--- SHORT TASK ---
Will you print the material below without altering a single character?

--- EXTRACTED INFORMATION ---
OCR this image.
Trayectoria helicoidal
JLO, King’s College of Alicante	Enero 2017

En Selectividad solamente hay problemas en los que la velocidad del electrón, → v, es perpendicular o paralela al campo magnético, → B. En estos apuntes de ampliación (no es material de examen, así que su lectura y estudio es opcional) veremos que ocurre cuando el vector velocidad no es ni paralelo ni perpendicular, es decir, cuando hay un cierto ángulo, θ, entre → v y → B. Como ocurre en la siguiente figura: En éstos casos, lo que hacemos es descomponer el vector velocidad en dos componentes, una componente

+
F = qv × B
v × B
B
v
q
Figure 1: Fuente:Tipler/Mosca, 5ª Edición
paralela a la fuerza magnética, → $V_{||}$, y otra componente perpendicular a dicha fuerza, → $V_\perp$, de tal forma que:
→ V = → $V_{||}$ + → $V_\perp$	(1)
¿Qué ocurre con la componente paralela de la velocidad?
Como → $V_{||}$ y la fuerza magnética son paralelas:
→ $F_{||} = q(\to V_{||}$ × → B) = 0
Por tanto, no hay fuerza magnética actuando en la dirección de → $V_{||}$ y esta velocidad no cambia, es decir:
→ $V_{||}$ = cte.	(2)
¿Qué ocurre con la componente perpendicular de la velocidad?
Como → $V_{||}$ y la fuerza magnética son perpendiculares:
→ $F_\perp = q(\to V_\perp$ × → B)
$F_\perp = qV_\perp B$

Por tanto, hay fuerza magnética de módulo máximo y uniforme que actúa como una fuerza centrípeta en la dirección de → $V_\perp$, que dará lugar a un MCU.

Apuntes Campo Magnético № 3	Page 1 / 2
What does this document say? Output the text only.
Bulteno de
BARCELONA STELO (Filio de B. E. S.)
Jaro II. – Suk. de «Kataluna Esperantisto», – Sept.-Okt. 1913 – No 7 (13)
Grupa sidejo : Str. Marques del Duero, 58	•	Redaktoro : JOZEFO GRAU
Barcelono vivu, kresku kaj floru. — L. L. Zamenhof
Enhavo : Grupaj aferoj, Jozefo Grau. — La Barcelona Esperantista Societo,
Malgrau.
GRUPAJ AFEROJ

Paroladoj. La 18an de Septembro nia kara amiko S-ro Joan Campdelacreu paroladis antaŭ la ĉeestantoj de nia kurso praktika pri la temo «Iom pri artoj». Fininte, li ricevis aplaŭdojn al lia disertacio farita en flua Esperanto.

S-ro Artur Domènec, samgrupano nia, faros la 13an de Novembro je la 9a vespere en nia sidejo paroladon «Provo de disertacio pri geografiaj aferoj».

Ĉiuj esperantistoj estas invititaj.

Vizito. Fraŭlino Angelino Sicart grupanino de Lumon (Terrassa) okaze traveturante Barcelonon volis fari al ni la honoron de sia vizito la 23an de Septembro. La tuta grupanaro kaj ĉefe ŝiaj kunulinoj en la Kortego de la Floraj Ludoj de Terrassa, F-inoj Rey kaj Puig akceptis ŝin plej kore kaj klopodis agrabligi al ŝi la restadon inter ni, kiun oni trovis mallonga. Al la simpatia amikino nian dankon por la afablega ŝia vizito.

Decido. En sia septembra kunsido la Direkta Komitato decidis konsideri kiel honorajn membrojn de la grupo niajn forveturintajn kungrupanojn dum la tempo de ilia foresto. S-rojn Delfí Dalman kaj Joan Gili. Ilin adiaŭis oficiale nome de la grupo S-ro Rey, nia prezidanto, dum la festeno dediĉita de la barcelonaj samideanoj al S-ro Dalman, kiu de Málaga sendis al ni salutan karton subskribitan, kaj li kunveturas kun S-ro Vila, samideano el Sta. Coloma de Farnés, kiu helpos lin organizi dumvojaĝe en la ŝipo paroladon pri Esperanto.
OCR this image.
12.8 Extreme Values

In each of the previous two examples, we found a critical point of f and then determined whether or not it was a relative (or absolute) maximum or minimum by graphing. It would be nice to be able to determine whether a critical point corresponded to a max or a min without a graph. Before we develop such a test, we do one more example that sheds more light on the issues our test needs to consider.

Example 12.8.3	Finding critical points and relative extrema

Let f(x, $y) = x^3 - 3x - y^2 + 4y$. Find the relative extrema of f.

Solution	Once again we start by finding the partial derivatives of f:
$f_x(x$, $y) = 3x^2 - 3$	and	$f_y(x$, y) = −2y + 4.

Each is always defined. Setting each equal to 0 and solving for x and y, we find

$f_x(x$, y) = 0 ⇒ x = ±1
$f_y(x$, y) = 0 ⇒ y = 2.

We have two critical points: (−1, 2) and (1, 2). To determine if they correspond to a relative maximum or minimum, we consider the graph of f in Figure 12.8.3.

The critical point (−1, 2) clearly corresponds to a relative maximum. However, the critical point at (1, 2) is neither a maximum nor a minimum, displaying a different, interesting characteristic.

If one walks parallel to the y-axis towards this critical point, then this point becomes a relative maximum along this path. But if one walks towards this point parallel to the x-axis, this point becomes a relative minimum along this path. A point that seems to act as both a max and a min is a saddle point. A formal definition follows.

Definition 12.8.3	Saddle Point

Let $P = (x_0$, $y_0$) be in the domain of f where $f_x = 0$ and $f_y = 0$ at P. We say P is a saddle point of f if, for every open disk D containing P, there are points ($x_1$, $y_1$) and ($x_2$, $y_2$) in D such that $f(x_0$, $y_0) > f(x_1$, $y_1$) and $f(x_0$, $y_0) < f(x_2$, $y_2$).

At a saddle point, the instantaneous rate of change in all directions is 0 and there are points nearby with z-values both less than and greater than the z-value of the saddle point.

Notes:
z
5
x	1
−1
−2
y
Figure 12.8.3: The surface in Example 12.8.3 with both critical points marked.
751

--- ANSWER TO THE TASK ---
OCR this image.
Trayectoria helicoidal
JLO, King’s College of Alicante	Enero 2017

En Selectividad solamente hay problemas en los que la velocidad del electrón, → v, es perpendicular o paralela al campo magnético, → B. En estos apuntes de ampliación (no es material de examen, así que su lectura y estudio es opcional) veremos que ocurre cuando el vector velocidad no es ni paralelo ni perpendicular, es decir, cuando hay un cierto ángulo, θ, entre → v y → B. Como ocurre en la siguiente figura: En éstos casos, lo que hacemos es descomponer el vector velocidad en dos componentes, una componente

+
F = qv × B
v × B
B
v
q
Figure 1: Fuente:Tipler/Mosca, 5ª Edición
paralela a la fuerza magnética, → $V_{||}$, y otra componente perpendicular a dicha fuerza, → $V_\perp$, de tal forma que:
→ V = → $V_{||}$ + → $V_\perp$	(1)
¿Qué ocurre con la componente paralela de la velocidad?
Como → $V_{||}$ y la fuerza magnética son paralelas:
→ $F_{||} = q(\to V_{||}$ × → B) = 0
Por tanto, no hay fuerza magnética actuando en la dirección de → $V_{||}$ y esta velocidad no cambia, es decir:
→ $V_{||}$ = cte.	(2)
¿Qué ocurre con la componente perpendicular de la velocidad?
Como → $V_{||}$ y la fuerza magnética son perpendiculares:
→ $F_\perp = q(\to V_\perp$ × → B)
$F_\perp = qV_\perp B$

Por tanto, hay fuerza magnética de módulo máximo y uniforme que actúa como una fuerza centrípeta en la dirección de → $V_\perp$, que dará lugar a un MCU.

Apuntes Campo Magnético № 3	Page 1 / 2
What does this document say? Output the text only.
Bulteno de
BARCELONA STELO (Filio de B. E. S.)
Jaro II. – Suk. de «Kataluna Esperantisto», – Sept.-Okt. 1913 – No 7 (13)
Grupa sidejo : Str. Marques del Duero, 58	•	Redaktoro : JOZEFO GRAU
Barcelono vivu, kresku kaj floru. — L. L. Zamenhof
Enhavo : Grupaj aferoj, Jozefo Grau. — La Barcelona Esperantista Societo,
Malgrau.
GRUPAJ AFEROJ

Paroladoj. La 18an de Septembro nia kara amiko S-ro Joan Campdelacreu paroladis antaŭ la ĉeestantoj de nia kurso praktika pri la temo «Iom pri artoj». Fininte, li ricevis aplaŭdojn al lia disertacio farita en flua Esperanto.

S-ro Artur Domènec, samgrupano nia, faros la 13an de Novembro je la 9a vespere en nia sidejo paroladon «Provo de disertacio pri geografiaj aferoj».

Ĉiuj esperantistoj estas invititaj.

Vizito. Fraŭlino Angelino Sicart grupanino de Lumon (Terrassa) okaze traveturante Barcelonon volis fari al ni la honoron de sia vizito la 23an de Septembro. La tuta grupanaro kaj ĉefe ŝiaj kunulinoj en la Kortego de la Floraj Ludoj de Terrassa, F-inoj Rey kaj Puig akceptis ŝin plej kore kaj klopodis agrabligi al ŝi la restadon inter ni, kiun oni trovis mallonga. Al la simpatia amikino nian dankon por la afablega ŝia vizito.

Decido. En sia septembra kunsido la Direkta Komitato decidis konsideri kiel honorajn membrojn de la grupo niajn forveturintajn kungrupanojn dum la tempo de ilia foresto. S-rojn Delfí Dalman kaj Joan Gili. Ilin adiaŭis oficiale nome de la grupo S-ro Rey, nia prezidanto, dum la festeno dediĉita de la barcelonaj samideanoj al S-ro Dalman, kiu de Málaga sendis al ni salutan karton subskribitan, kaj li kunveturas kun S-ro Vila, samideano el Sta. Coloma de Farnés, kiu helpos lin organizi dumvojaĝe en la ŝipo paroladon pri Esperanto.
OCR this image.
12.8 Extreme Values

In each of the previous two examples, we found a critical point of f and then determined whether or not it was a relative (or absolute) maximum or minimum by graphing. It would be nice to be able to determine whether a critical point corresponded to a max or a min without a graph. Before we develop such a test, we do one more example that sheds more light on the issues our test needs to consider.

Example 12.8.3	Finding critical points and relative extrema

Let f(x, $y) = x^3 - 3x - y^2 + 4y$. Find the relative extrema of f.

Solution	Once again we start by finding the partial derivatives of f:
$f_x(x$, $y) = 3x^2 - 3$	and	$f_y(x$, y) = −2y + 4.

Each is always defined. Setting each equal to 0 and solving for x and y, we find

$f_x(x$, y) = 0 ⇒ x = ±1
$f_y(x$, y) = 0 ⇒ y = 2.

We have two critical points: (−1, 2) and (1, 2). To determine if they correspond to a relative maximum or minimum, we consider the graph of f in Figure 12.8.3.

The critical point (−1, 2) clearly corresponds to a relative maximum. However, the critical point at (1, 2) is neither a maximum nor a minimum, displaying a different, interesting characteristic.

If one walks parallel to the y-axis towards this critical point, then this point becomes a relative maximum along this path. But if one walks towards this point parallel to the x-axis, this point becomes a relative minimum along this path. A point that seems to act as both a max and a min is a saddle point. A formal definition follows.

Definition 12.8.3	Saddle Point

Let $P = (x_0$, $y_0$) be in the domain of f where $f_x = 0$ and $f_y = 0$ at P. We say P is a saddle point of f if, for every open disk D containing P, there are points ($x_1$, $y_1$) and ($x_2$, $y_2$) in D such that $f(x_0$, $y_0) > f(x_1$, $y_1$) and $f(x_0$, $y_0) < f(x_2$, $y_2$).

At a saddle point, the instantaneous rate of change in all directions is 0 and there are points nearby with z-values both less than and greater than the z-value of the saddle point.

Notes:
z
5
x	1
−1
−2
y
Figure 12.8.3: The surface in Example 12.8.3 with both critical points marked.
751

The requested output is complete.